**DIRECTIONS FOR THIS TASK**: The line containing "Read all visible content and emit it as JSON." marks where to begin; quote it and every line after it through the end of the data, exactly as written.

**INFORMATION SUPPLIED**:
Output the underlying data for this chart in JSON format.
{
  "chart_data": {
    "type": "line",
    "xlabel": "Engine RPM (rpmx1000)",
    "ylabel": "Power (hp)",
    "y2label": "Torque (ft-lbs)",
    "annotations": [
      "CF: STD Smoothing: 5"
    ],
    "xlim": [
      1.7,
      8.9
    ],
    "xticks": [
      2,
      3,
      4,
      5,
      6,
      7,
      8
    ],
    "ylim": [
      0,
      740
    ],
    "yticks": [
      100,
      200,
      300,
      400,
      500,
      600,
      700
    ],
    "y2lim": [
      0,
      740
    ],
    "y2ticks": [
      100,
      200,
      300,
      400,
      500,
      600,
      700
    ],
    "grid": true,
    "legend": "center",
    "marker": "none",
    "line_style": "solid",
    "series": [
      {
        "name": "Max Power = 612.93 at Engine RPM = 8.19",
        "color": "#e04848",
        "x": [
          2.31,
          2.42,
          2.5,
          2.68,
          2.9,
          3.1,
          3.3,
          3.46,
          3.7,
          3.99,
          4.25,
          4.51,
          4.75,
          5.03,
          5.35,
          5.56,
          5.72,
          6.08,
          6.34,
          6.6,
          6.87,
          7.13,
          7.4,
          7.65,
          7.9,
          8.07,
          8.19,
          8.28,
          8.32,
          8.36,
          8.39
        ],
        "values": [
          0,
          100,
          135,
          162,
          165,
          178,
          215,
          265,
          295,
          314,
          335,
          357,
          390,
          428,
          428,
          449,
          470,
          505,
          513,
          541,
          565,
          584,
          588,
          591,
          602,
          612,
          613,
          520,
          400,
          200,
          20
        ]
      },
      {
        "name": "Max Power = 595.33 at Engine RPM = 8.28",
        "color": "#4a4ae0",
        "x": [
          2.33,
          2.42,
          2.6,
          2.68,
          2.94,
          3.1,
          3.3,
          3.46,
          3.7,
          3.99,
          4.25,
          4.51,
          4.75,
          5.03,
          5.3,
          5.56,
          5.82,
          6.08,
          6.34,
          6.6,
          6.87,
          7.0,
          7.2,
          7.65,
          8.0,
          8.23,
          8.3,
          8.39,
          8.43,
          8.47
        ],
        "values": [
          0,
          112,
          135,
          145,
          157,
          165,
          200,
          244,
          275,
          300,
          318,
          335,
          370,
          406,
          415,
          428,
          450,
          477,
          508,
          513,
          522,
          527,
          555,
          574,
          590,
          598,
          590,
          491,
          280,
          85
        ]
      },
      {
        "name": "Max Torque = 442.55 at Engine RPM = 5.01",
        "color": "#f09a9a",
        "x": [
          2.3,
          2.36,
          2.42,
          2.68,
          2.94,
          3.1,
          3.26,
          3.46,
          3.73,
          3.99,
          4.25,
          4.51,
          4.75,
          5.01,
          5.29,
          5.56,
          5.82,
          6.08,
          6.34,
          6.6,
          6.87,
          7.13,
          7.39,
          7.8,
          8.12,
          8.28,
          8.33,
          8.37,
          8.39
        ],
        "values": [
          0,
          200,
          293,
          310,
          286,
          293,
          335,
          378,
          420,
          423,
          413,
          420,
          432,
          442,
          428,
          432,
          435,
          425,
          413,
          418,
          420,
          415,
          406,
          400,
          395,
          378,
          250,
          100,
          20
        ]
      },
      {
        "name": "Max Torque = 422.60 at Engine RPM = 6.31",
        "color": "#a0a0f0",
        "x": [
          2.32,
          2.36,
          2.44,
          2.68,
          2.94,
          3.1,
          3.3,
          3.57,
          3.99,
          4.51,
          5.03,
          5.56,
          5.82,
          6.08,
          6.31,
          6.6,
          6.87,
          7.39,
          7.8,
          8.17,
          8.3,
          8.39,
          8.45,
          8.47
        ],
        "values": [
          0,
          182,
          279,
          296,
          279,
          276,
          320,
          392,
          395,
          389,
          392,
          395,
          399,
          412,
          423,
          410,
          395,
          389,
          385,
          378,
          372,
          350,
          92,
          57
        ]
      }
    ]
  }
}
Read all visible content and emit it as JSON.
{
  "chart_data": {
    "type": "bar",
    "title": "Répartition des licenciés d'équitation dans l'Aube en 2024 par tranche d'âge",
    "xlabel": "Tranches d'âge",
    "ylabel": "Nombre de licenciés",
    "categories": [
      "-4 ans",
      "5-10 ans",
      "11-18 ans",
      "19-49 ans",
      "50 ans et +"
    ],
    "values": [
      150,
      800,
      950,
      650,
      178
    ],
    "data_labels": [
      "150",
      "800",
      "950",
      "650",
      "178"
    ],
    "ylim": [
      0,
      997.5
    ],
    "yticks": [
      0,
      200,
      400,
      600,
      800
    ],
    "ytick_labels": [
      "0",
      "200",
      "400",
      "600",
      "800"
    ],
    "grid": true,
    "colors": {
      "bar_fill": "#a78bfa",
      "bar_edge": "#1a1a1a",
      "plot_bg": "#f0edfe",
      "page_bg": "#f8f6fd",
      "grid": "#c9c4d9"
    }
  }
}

**PROBLEM SOLUTION**:
Read all visible content and emit it as JSON.
{
  "chart_data": {
    "type": "bar",
    "title": "Répartition des licenciés d'équitation dans l'Aube en 2024 par tranche d'âge",
    "xlabel": "Tranches d'âge",
    "ylabel": "Nombre de licenciés",
    "categories": [
      "-4 ans",
      "5-10 ans",
      "11-18 ans",
      "19-49 ans",
      "50 ans et +"
    ],
    "values": [
      150,
      800,
      950,
      650,
      178
    ],
    "data_labels": [
      "150",
      "800",
      "950",
      "650",
      "178"
    ],
    "ylim": [
      0,
      997.5
    ],
    "yticks": [
      0,
      200,
      400,
      600,
      800
    ],
    "ytick_labels": [
      "0",
      "200",
      "400",
      "600",
      "800"
    ],
    "grid": true,
    "colors": {
      "bar_fill": "#a78bfa",
      "bar_edge": "#1a1a1a",
      "plot_bg": "#f0edfe",
      "page_bg": "#f8f6fd",
      "grid": "#c9c4d9"
    }
  }
}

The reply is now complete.